Goal: Reproduce each line that includes the word "Supervisor".

------------------------------------------------------------

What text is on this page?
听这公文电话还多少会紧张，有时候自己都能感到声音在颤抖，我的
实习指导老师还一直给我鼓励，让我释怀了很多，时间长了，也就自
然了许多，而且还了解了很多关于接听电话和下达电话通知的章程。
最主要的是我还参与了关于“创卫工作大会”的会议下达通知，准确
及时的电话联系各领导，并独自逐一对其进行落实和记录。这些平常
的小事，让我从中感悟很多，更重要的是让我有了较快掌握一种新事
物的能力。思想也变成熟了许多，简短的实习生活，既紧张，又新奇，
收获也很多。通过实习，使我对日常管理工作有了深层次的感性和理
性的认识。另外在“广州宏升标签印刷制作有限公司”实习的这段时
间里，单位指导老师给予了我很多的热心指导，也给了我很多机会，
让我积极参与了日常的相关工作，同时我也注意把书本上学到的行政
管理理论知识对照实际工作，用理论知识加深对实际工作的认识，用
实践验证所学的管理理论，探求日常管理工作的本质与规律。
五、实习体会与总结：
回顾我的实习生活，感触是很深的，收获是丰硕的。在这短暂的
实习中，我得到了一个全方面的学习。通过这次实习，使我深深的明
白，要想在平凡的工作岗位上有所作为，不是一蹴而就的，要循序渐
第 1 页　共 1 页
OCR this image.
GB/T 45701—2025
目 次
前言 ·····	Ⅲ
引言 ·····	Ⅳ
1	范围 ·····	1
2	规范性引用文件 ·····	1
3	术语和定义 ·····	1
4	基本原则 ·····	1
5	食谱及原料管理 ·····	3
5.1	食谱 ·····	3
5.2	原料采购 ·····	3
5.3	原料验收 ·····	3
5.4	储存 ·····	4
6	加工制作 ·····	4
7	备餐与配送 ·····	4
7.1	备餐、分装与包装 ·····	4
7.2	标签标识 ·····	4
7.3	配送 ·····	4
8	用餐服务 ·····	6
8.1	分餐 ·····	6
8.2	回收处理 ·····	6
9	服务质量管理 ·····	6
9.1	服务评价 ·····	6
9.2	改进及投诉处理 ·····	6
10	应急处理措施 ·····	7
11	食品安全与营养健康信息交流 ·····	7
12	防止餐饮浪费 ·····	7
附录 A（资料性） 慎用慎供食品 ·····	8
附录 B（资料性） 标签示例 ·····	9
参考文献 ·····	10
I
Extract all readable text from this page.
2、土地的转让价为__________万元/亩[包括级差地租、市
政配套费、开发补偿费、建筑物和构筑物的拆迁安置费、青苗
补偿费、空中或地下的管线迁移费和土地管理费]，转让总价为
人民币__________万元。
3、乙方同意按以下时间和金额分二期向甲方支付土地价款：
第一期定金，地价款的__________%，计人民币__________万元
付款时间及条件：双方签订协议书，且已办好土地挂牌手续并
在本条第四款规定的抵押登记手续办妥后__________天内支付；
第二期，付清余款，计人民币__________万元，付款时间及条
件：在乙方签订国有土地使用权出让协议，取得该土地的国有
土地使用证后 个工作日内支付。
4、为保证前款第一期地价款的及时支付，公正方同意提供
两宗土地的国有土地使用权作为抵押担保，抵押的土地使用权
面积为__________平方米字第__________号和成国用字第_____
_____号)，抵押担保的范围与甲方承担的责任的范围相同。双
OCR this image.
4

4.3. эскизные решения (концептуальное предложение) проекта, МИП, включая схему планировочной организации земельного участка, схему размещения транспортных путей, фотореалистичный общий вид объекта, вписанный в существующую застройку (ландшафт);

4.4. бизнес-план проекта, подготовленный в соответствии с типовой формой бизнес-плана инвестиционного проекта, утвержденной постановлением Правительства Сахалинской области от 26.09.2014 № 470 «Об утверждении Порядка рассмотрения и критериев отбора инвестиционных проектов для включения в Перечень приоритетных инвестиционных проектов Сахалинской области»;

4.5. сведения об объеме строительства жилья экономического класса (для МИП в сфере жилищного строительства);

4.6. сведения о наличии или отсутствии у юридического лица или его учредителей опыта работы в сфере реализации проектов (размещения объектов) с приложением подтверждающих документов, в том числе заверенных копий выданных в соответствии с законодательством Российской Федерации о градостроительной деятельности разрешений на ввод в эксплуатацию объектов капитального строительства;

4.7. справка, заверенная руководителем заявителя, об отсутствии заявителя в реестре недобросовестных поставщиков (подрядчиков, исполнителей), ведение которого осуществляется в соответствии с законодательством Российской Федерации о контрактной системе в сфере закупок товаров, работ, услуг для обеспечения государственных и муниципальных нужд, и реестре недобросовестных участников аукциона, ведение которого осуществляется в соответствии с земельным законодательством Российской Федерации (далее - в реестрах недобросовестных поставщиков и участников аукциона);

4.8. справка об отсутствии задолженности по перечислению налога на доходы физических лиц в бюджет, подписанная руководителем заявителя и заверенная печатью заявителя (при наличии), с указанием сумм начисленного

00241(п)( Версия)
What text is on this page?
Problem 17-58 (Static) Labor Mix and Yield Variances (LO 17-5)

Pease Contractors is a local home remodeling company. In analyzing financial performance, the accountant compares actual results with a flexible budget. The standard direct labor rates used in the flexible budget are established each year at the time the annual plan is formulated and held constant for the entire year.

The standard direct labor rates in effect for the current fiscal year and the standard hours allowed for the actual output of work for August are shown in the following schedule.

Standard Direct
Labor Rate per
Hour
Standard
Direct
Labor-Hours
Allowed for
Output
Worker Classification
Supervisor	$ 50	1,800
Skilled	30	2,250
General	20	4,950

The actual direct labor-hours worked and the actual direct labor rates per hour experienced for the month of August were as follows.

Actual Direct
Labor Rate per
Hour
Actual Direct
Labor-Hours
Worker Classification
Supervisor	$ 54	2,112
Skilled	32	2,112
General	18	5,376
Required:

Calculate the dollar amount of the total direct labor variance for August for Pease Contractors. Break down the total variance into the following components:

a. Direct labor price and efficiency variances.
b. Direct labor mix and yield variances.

------------------------------------------------------------

Final result:
Supervisor	$ 50	1,800
Supervisor	$ 54	2,112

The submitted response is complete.